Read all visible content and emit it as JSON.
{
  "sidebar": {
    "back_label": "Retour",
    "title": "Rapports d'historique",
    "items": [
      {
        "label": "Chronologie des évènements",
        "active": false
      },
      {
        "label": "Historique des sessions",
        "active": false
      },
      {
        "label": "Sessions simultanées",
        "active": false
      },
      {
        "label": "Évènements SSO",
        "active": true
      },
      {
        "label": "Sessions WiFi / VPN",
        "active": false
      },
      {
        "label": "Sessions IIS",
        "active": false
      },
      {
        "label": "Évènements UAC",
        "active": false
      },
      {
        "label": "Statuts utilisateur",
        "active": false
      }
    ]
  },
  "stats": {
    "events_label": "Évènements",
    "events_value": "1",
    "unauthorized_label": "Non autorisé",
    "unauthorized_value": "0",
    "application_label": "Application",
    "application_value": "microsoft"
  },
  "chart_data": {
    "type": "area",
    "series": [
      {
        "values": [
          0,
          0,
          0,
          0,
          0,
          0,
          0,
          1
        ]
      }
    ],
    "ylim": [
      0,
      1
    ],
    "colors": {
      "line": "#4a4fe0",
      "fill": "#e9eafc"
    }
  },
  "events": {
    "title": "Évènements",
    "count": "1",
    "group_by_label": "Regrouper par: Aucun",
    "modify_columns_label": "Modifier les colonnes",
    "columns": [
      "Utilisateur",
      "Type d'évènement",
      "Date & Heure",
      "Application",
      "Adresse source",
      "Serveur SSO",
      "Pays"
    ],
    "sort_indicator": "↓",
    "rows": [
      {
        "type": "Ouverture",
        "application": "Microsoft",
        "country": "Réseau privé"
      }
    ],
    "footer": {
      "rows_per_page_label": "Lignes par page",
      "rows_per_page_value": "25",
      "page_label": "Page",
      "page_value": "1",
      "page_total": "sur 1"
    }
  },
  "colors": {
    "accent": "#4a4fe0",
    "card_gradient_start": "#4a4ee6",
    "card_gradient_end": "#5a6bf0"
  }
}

==================================================

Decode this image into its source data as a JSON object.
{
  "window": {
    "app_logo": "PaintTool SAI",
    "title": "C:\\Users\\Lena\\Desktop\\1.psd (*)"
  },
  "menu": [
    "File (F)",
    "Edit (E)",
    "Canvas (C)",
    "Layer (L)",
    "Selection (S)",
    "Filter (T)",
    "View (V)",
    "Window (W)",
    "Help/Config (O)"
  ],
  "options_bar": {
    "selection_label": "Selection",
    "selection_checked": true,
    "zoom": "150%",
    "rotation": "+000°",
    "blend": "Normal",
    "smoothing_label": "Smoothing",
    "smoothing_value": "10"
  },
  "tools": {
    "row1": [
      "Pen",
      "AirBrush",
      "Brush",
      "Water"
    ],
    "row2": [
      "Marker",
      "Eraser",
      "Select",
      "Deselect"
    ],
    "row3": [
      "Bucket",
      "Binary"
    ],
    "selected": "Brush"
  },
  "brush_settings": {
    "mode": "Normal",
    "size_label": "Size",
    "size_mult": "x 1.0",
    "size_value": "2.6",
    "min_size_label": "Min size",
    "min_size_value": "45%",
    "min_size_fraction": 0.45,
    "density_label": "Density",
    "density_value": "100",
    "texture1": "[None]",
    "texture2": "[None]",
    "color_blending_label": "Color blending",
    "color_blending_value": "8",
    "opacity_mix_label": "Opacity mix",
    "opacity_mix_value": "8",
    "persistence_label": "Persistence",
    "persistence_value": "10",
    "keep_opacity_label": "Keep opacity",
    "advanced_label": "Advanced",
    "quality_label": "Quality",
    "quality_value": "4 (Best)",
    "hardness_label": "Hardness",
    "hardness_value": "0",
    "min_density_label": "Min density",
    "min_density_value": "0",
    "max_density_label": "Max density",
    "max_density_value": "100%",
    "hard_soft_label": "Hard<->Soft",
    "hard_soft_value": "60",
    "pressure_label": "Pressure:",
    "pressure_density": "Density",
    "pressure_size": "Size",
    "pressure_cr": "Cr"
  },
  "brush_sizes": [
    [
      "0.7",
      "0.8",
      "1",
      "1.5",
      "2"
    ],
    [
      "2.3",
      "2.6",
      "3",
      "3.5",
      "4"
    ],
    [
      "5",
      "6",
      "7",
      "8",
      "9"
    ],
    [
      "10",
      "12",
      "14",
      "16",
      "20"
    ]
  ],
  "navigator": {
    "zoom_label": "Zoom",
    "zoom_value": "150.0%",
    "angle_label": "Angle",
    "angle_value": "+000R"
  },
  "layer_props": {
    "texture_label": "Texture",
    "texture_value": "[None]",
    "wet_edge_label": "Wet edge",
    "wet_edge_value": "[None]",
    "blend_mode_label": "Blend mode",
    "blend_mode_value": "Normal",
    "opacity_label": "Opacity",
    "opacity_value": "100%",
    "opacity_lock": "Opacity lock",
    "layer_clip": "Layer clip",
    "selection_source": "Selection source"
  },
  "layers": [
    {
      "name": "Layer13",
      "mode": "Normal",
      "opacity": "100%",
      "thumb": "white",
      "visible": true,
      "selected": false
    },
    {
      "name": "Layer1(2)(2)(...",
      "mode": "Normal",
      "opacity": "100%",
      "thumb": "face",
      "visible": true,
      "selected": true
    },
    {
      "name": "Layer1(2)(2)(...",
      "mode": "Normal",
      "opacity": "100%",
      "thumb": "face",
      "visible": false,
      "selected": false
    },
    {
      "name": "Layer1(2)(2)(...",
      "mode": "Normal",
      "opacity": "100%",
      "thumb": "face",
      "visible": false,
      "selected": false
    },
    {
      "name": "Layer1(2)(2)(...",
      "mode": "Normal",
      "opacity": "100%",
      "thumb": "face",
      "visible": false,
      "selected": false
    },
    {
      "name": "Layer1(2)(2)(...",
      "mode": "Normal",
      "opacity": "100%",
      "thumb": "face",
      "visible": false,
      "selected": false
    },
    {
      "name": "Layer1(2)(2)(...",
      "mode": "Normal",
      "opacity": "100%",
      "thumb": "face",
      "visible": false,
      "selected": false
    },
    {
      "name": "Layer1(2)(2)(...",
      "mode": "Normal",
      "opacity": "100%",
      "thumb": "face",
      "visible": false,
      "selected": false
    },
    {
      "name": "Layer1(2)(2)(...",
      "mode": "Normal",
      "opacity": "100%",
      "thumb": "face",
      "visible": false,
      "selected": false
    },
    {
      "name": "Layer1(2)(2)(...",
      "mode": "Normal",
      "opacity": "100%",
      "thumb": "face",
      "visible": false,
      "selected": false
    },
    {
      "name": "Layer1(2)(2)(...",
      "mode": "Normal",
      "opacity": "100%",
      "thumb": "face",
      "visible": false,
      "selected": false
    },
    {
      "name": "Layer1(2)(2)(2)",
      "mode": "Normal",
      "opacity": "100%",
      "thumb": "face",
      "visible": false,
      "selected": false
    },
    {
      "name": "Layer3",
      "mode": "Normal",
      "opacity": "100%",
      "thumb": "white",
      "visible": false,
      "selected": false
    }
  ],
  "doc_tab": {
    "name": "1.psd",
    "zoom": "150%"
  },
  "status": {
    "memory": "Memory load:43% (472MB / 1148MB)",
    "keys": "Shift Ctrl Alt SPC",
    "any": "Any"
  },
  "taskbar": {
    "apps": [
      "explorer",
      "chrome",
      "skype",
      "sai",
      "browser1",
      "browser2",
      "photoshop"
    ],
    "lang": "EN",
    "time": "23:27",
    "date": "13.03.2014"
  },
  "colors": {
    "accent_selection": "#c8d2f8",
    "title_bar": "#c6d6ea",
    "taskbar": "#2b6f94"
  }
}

==================================================

WHAT THE TASK REQUIRES - Each line in the data that holds the string "None" should be found and copied.

SOLUTION -
    "texture1": "[None]",
    "texture2": "[None]",
    "texture_value": "[None]",
    "wet_edge_value": "[None]",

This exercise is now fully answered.